* [What to work on]
Copy nothing but the text: repeat each entry exactly and drop the images.

* [Exercise input]
■ ■ ■ ■ ■ ■ ■
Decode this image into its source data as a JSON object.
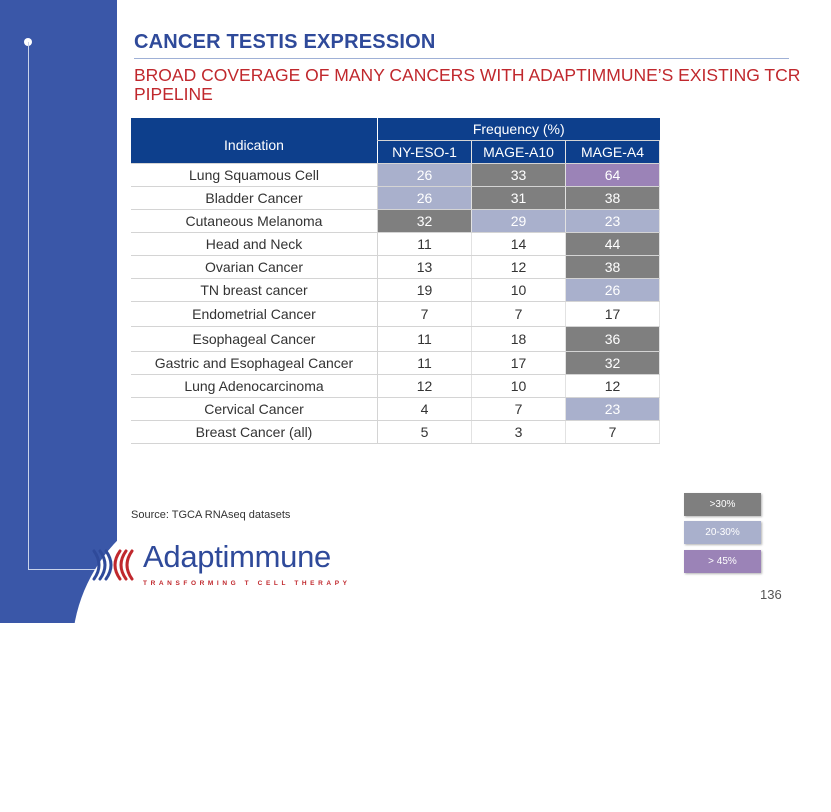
{
  "header": {
    "title": "CANCER TESTIS EXPRESSION",
    "subtitle": "BROAD COVERAGE OF MANY CANCERS WITH ADAPTIMMUNE’S EXISTING TCR PIPELINE"
  },
  "table": {
    "group_header": "Frequency (%)",
    "columns": [
      "Indication",
      "NY-ESO-1",
      "MAGE-A10",
      "MAGE-A4"
    ],
    "rows": [
      {
        "indication": "Lung Squamous Cell",
        "values": [
          "26",
          "33",
          "64"
        ]
      },
      {
        "indication": "Bladder Cancer",
        "values": [
          "26",
          "31",
          "38"
        ]
      },
      {
        "indication": "Cutaneous Melanoma",
        "values": [
          "32",
          "29",
          "23"
        ]
      },
      {
        "indication": "Head and Neck",
        "values": [
          "11",
          "14",
          "44"
        ]
      },
      {
        "indication": "Ovarian Cancer",
        "values": [
          "13",
          "12",
          "38"
        ]
      },
      {
        "indication": "TN breast cancer",
        "values": [
          "19",
          "10",
          "26"
        ]
      },
      {
        "indication": "Endometrial Cancer",
        "values": [
          "7",
          "7",
          "17"
        ]
      },
      {
        "indication": "Esophageal Cancer",
        "values": [
          "11",
          "18",
          "36"
        ]
      },
      {
        "indication": "Gastric and Esophageal Cancer",
        "values": [
          "11",
          "17",
          "32"
        ]
      },
      {
        "indication": "Lung Adenocarcinoma",
        "values": [
          "12",
          "10",
          "12"
        ]
      },
      {
        "indication": "Cervical Cancer",
        "values": [
          "4",
          "7",
          "23"
        ]
      },
      {
        "indication": "Breast Cancer (all)",
        "values": [
          "5",
          "3",
          "7"
        ]
      }
    ]
  },
  "source": "Source: TGCA RNAseq datasets",
  "legend": [
    {
      "label": ">30%",
      "color": "#7f7f7f"
    },
    {
      "label": "20-30%",
      "color": "#a9b0cc"
    },
    {
      "label": "> 45%",
      "color": "#9b83b7"
    }
  ],
  "logo": {
    "name": "Adaptimmune",
    "tagline": "TRANSFORMING T CELL THERAPY"
  },
  "page_number": "136",
  "colors": {
    "brand_blue": "#2f4a9a",
    "accent_red": "#c0282d",
    "header_navy": "#0d3f8c",
    "sidebar_blue": "#3a57a8"
  }
}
■ ■ ■ ■ ■ ■ ■
* [Task response]
Decode this image into its source data as a JSON object.
{
  "header": {
    "title": "CANCER TESTIS EXPRESSION",
    "subtitle": "BROAD COVERAGE OF MANY CANCERS WITH ADAPTIMMUNE’S EXISTING TCR PIPELINE"
  },
  "table": {
    "group_header": "Frequency (%)",
    "columns": [
      "Indication",
      "NY-ESO-1",
      "MAGE-A10",
      "MAGE-A4"
    ],
    "rows": [
      {
        "indication": "Lung Squamous Cell",
        "values": [
          "26",
          "33",
          "64"
        ]
      },
      {
        "indication": "Bladder Cancer",
        "values": [
          "26",
          "31",
          "38"
        ]
      },
      {
        "indication": "Cutaneous Melanoma",
        "values": [
          "32",
          "29",
          "23"
        ]
      },
      {
        "indication": "Head and Neck",
        "values": [
          "11",
          "14",
          "44"
        ]
      },
      {
        "indication": "Ovarian Cancer",
        "values": [
          "13",
          "12",
          "38"
        ]
      },
      {
        "indication": "TN breast cancer",
        "values": [
          "19",
          "10",
          "26"
        ]
      },
      {
        "indication": "Endometrial Cancer",
        "values": [
          "7",
          "7",
          "17"
        ]
      },
      {
        "indication": "Esophageal Cancer",
        "values": [
          "11",
          "18",
          "36"
        ]
      },
      {
        "indication": "Gastric and Esophageal Cancer",
        "values": [
          "11",
          "17",
          "32"
        ]
      },
      {
        "indication": "Lung Adenocarcinoma",
        "values": [
          "12",
          "10",
          "12"
        ]
      },
      {
        "indication": "Cervical Cancer",
        "values": [
          "4",
          "7",
          "23"
        ]
      },
      {
        "indication": "Breast Cancer (all)",
        "values": [
          "5",
          "3",
          "7"
        ]
      }
    ]
  },
  "source": "Source: TGCA RNAseq datasets",
  "legend": [
    {
      "label": ">30%",
      "color": "#7f7f7f"
    },
    {
      "label": "20-30%",
      "color": "#a9b0cc"
    },
    {
      "label": "> 45%",
      "color": "#9b83b7"
    }
  ],
  "logo": {
    "name": "Adaptimmune",
    "tagline": "TRANSFORMING T CELL THERAPY"
  },
  "page_number": "136",
  "colors": {
    "brand_blue": "#2f4a9a",
    "accent_red": "#c0282d",
    "header_navy": "#0d3f8c",
    "sidebar_blue": "#3a57a8"
  }
}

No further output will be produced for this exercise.